◆ What is required
All the entries need to be quoted exactly, apart from the pictures, which you should drop.

────────────────────

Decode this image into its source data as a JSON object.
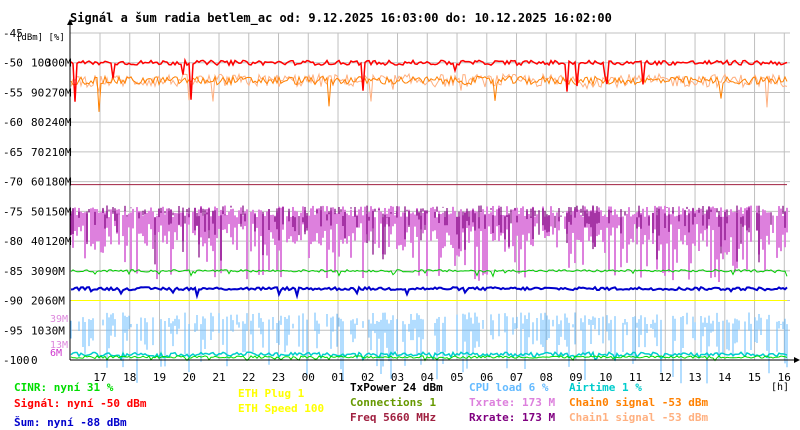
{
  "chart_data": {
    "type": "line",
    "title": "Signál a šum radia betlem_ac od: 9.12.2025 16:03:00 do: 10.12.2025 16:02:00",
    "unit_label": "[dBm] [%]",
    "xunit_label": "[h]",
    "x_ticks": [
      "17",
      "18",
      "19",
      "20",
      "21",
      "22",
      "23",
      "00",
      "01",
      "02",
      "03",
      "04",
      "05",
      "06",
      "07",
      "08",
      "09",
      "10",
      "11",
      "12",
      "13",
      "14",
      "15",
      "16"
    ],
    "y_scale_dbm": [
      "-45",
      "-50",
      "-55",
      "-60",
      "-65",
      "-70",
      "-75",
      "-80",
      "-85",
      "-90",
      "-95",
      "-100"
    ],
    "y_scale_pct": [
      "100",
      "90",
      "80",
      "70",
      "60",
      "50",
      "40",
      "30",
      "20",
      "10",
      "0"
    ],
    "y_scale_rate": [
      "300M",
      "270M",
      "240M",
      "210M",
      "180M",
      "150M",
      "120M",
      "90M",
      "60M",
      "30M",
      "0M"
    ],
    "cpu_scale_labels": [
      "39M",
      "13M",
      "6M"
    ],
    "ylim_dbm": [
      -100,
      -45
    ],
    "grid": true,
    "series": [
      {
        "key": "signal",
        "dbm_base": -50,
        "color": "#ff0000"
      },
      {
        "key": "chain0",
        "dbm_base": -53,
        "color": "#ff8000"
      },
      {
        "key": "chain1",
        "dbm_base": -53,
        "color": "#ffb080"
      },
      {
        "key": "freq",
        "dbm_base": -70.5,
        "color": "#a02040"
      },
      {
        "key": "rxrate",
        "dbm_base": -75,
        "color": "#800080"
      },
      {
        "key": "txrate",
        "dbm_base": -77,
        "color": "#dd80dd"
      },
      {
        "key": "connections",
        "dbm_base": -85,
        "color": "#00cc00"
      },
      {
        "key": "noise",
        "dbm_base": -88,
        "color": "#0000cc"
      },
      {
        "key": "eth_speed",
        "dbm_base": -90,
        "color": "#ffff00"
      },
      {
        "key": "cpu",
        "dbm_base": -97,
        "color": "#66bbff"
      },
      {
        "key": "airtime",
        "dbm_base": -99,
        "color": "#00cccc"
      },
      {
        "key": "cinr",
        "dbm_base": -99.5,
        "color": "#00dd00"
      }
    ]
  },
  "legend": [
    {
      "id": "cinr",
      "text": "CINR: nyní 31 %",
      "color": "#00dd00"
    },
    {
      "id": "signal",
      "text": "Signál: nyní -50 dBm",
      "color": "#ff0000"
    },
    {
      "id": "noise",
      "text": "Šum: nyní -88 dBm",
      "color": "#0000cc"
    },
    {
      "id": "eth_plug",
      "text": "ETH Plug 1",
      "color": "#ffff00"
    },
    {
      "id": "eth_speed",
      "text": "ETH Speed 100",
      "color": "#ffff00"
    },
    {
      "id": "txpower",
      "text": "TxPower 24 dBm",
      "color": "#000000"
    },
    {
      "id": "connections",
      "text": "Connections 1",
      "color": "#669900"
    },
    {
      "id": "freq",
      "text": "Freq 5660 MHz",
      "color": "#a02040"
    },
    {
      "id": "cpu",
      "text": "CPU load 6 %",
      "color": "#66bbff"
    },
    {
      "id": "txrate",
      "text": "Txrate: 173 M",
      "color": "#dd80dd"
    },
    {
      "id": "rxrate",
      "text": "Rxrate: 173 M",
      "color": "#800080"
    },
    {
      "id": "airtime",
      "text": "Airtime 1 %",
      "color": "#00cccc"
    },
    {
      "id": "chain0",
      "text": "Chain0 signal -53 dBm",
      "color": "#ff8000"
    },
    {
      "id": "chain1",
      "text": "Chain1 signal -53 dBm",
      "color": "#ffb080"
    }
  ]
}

────────────────────

◆ Solution for this task
Decode this image into its source data as a JSON object.
{
  "chart_data": {
    "type": "line",
    "title": "Signál a šum radia betlem_ac od: 9.12.2025 16:03:00 do: 10.12.2025 16:02:00",
    "unit_label": "[dBm] [%]",
    "xunit_label": "[h]",
    "x_ticks": [
      "17",
      "18",
      "19",
      "20",
      "21",
      "22",
      "23",
      "00",
      "01",
      "02",
      "03",
      "04",
      "05",
      "06",
      "07",
      "08",
      "09",
      "10",
      "11",
      "12",
      "13",
      "14",
      "15",
      "16"
    ],
    "y_scale_dbm": [
      "-45",
      "-50",
      "-55",
      "-60",
      "-65",
      "-70",
      "-75",
      "-80",
      "-85",
      "-90",
      "-95",
      "-100"
    ],
    "y_scale_pct": [
      "100",
      "90",
      "80",
      "70",
      "60",
      "50",
      "40",
      "30",
      "20",
      "10",
      "0"
    ],
    "y_scale_rate": [
      "300M",
      "270M",
      "240M",
      "210M",
      "180M",
      "150M",
      "120M",
      "90M",
      "60M",
      "30M",
      "0M"
    ],
    "cpu_scale_labels": [
      "39M",
      "13M",
      "6M"
    ],
    "ylim_dbm": [
      -100,
      -45
    ],
    "grid": true,
    "series": [
      {
        "key": "signal",
        "dbm_base": -50,
        "color": "#ff0000"
      },
      {
        "key": "chain0",
        "dbm_base": -53,
        "color": "#ff8000"
      },
      {
        "key": "chain1",
        "dbm_base": -53,
        "color": "#ffb080"
      },
      {
        "key": "freq",
        "dbm_base": -70.5,
        "color": "#a02040"
      },
      {
        "key": "rxrate",
        "dbm_base": -75,
        "color": "#800080"
      },
      {
        "key": "txrate",
        "dbm_base": -77,
        "color": "#dd80dd"
      },
      {
        "key": "connections",
        "dbm_base": -85,
        "color": "#00cc00"
      },
      {
        "key": "noise",
        "dbm_base": -88,
        "color": "#0000cc"
      },
      {
        "key": "eth_speed",
        "dbm_base": -90,
        "color": "#ffff00"
      },
      {
        "key": "cpu",
        "dbm_base": -97,
        "color": "#66bbff"
      },
      {
        "key": "airtime",
        "dbm_base": -99,
        "color": "#00cccc"
      },
      {
        "key": "cinr",
        "dbm_base": -99.5,
        "color": "#00dd00"
      }
    ]
  },
  "legend": [
    {
      "id": "cinr",
      "text": "CINR: nyní 31 %",
      "color": "#00dd00"
    },
    {
      "id": "signal",
      "text": "Signál: nyní -50 dBm",
      "color": "#ff0000"
    },
    {
      "id": "noise",
      "text": "Šum: nyní -88 dBm",
      "color": "#0000cc"
    },
    {
      "id": "eth_plug",
      "text": "ETH Plug 1",
      "color": "#ffff00"
    },
    {
      "id": "eth_speed",
      "text": "ETH Speed 100",
      "color": "#ffff00"
    },
    {
      "id": "txpower",
      "text": "TxPower 24 dBm",
      "color": "#000000"
    },
    {
      "id": "connections",
      "text": "Connections 1",
      "color": "#669900"
    },
    {
      "id": "freq",
      "text": "Freq 5660 MHz",
      "color": "#a02040"
    },
    {
      "id": "cpu",
      "text": "CPU load 6 %",
      "color": "#66bbff"
    },
    {
      "id": "txrate",
      "text": "Txrate: 173 M",
      "color": "#dd80dd"
    },
    {
      "id": "rxrate",
      "text": "Rxrate: 173 M",
      "color": "#800080"
    },
    {
      "id": "airtime",
      "text": "Airtime 1 %",
      "color": "#00cccc"
    },
    {
      "id": "chain0",
      "text": "Chain0 signal -53 dBm",
      "color": "#ff8000"
    },
    {
      "id": "chain1",
      "text": "Chain1 signal -53 dBm",
      "color": "#ffb080"
    }
  ]
}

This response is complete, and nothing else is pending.